| Short exercise |
Pick out each line containing the string "بررسی".
— start of Records for the task —
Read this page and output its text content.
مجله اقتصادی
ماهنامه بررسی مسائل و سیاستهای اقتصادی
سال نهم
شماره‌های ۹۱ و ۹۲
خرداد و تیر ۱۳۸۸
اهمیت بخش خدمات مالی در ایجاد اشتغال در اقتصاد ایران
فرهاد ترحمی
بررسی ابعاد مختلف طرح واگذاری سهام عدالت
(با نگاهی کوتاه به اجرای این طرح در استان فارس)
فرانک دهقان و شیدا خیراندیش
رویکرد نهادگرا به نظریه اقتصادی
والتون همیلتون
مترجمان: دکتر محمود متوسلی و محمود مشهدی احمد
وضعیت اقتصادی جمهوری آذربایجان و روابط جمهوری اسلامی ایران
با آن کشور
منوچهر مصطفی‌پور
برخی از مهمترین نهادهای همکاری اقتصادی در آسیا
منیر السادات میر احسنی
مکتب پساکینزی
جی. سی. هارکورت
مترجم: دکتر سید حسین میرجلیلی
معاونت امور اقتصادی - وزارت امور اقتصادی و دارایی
— end of Records for the task —
| Answer below |
ماهنامه بررسی مسائل و سیاستهای اقتصادی
بررسی ابعاد مختلف طرح واگذاری سهام عدالت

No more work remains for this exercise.